Given exercise:
Copy all the material that follows, keeping every character the same.
╭─ Exercise input
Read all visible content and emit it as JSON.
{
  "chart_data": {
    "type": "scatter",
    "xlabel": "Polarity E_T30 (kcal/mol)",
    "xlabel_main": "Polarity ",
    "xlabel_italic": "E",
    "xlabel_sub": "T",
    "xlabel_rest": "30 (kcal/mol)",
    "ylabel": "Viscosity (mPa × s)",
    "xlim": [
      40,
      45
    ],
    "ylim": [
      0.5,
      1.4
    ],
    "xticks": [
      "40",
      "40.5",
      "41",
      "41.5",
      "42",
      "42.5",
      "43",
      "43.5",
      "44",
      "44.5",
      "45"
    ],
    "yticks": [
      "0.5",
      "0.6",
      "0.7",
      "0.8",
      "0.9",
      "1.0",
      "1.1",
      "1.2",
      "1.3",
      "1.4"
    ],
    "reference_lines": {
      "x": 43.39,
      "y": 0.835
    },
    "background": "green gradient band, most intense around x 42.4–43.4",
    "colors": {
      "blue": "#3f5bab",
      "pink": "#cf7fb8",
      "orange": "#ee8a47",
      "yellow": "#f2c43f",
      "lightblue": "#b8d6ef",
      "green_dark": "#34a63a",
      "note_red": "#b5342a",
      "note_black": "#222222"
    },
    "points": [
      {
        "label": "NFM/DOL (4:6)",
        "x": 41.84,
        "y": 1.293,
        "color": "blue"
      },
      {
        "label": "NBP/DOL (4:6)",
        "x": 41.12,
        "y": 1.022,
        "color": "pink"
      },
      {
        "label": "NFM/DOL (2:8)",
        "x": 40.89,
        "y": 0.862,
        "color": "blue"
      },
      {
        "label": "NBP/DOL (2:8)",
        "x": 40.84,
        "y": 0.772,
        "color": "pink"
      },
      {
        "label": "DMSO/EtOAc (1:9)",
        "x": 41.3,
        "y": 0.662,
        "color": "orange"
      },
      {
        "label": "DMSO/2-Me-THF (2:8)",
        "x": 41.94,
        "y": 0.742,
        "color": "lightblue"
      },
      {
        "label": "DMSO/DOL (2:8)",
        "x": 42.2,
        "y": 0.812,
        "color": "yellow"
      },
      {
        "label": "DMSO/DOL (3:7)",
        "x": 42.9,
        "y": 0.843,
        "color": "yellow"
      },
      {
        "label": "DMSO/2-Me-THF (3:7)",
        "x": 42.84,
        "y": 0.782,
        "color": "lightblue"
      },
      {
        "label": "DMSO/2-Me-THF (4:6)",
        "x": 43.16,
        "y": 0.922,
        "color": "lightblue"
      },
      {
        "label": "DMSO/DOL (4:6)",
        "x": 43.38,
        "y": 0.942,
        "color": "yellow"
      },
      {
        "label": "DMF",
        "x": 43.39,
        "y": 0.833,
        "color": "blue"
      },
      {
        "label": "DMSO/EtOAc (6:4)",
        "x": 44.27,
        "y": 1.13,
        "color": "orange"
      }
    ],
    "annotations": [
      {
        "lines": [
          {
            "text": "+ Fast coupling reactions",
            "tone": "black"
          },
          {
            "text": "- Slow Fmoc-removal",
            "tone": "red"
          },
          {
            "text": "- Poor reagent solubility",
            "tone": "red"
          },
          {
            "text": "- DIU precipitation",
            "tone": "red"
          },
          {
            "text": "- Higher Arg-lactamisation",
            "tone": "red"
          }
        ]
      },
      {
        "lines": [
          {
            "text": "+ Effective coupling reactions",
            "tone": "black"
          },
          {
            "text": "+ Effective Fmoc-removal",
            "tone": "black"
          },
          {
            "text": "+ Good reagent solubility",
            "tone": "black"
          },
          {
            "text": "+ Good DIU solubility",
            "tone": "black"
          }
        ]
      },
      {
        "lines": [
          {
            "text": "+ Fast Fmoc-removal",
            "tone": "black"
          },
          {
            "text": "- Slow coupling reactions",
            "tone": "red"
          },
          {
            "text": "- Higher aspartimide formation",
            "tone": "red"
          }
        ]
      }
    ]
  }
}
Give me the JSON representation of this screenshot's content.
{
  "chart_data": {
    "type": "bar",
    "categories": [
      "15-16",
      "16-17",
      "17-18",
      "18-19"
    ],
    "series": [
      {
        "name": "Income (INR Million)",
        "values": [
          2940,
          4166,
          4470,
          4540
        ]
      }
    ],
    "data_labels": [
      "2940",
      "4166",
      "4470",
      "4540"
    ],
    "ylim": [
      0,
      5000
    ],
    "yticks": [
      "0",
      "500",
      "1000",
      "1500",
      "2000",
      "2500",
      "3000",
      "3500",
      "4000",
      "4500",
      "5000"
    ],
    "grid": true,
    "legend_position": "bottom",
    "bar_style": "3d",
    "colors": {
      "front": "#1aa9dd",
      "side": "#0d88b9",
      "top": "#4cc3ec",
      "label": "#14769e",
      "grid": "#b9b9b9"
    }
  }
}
╰─
Solution to this task:
Read all visible content and emit it as JSON.
{
  "chart_data": {
    "type": "scatter",
    "xlabel": "Polarity E_T30 (kcal/mol)",
    "xlabel_main": "Polarity ",
    "xlabel_italic": "E",
    "xlabel_sub": "T",
    "xlabel_rest": "30 (kcal/mol)",
    "ylabel": "Viscosity (mPa × s)",
    "xlim": [
      40,
      45
    ],
    "ylim": [
      0.5,
      1.4
    ],
    "xticks": [
      "40",
      "40.5",
      "41",
      "41.5",
      "42",
      "42.5",
      "43",
      "43.5",
      "44",
      "44.5",
      "45"
    ],
    "yticks": [
      "0.5",
      "0.6",
      "0.7",
      "0.8",
      "0.9",
      "1.0",
      "1.1",
      "1.2",
      "1.3",
      "1.4"
    ],
    "reference_lines": {
      "x": 43.39,
      "y": 0.835
    },
    "background": "green gradient band, most intense around x 42.4–43.4",
    "colors": {
      "blue": "#3f5bab",
      "pink": "#cf7fb8",
      "orange": "#ee8a47",
      "yellow": "#f2c43f",
      "lightblue": "#b8d6ef",
      "green_dark": "#34a63a",
      "note_red": "#b5342a",
      "note_black": "#222222"
    },
    "points": [
      {
        "label": "NFM/DOL (4:6)",
        "x": 41.84,
        "y": 1.293,
        "color": "blue"
      },
      {
        "label": "NBP/DOL (4:6)",
        "x": 41.12,
        "y": 1.022,
        "color": "pink"
      },
      {
        "label": "NFM/DOL (2:8)",
        "x": 40.89,
        "y": 0.862,
        "color": "blue"
      },
      {
        "label": "NBP/DOL (2:8)",
        "x": 40.84,
        "y": 0.772,
        "color": "pink"
      },
      {
        "label": "DMSO/EtOAc (1:9)",
        "x": 41.3,
        "y": 0.662,
        "color": "orange"
      },
      {
        "label": "DMSO/2-Me-THF (2:8)",
        "x": 41.94,
        "y": 0.742,
        "color": "lightblue"
      },
      {
        "label": "DMSO/DOL (2:8)",
        "x": 42.2,
        "y": 0.812,
        "color": "yellow"
      },
      {
        "label": "DMSO/DOL (3:7)",
        "x": 42.9,
        "y": 0.843,
        "color": "yellow"
      },
      {
        "label": "DMSO/2-Me-THF (3:7)",
        "x": 42.84,
        "y": 0.782,
        "color": "lightblue"
      },
      {
        "label": "DMSO/2-Me-THF (4:6)",
        "x": 43.16,
        "y": 0.922,
        "color": "lightblue"
      },
      {
        "label": "DMSO/DOL (4:6)",
        "x": 43.38,
        "y": 0.942,
        "color": "yellow"
      },
      {
        "label": "DMF",
        "x": 43.39,
        "y": 0.833,
        "color": "blue"
      },
      {
        "label": "DMSO/EtOAc (6:4)",
        "x": 44.27,
        "y": 1.13,
        "color": "orange"
      }
    ],
    "annotations": [
      {
        "lines": [
          {
            "text": "+ Fast coupling reactions",
            "tone": "black"
          },
          {
            "text": "- Slow Fmoc-removal",
            "tone": "red"
          },
          {
            "text": "- Poor reagent solubility",
            "tone": "red"
          },
          {
            "text": "- DIU precipitation",
            "tone": "red"
          },
          {
            "text": "- Higher Arg-lactamisation",
            "tone": "red"
          }
        ]
      },
      {
        "lines": [
          {
            "text": "+ Effective coupling reactions",
            "tone": "black"
          },
          {
            "text": "+ Effective Fmoc-removal",
            "tone": "black"
          },
          {
            "text": "+ Good reagent solubility",
            "tone": "black"
          },
          {
            "text": "+ Good DIU solubility",
            "tone": "black"
          }
        ]
      },
      {
        "lines": [
          {
            "text": "+ Fast Fmoc-removal",
            "tone": "black"
          },
          {
            "text": "- Slow coupling reactions",
            "tone": "red"
          },
          {
            "text": "- Higher aspartimide formation",
            "tone": "red"
          }
        ]
      }
    ]
  }
}
Give me the JSON representation of this screenshot's content.
{
  "chart_data": {
    "type": "bar",
    "categories": [
      "15-16",
      "16-17",
      "17-18",
      "18-19"
    ],
    "series": [
      {
        "name": "Income (INR Million)",
        "values": [
          2940,
          4166,
          4470,
          4540
        ]
      }
    ],
    "data_labels": [
      "2940",
      "4166",
      "4470",
      "4540"
    ],
    "ylim": [
      0,
      5000
    ],
    "yticks": [
      "0",
      "500",
      "1000",
      "1500",
      "2000",
      "2500",
      "3000",
      "3500",
      "4000",
      "4500",
      "5000"
    ],
    "grid": true,
    "legend_position": "bottom",
    "bar_style": "3d",
    "colors": {
      "front": "#1aa9dd",
      "side": "#0d88b9",
      "top": "#4cc3ec",
      "label": "#14769e",
      "grid": "#b9b9b9"
    }
  }
}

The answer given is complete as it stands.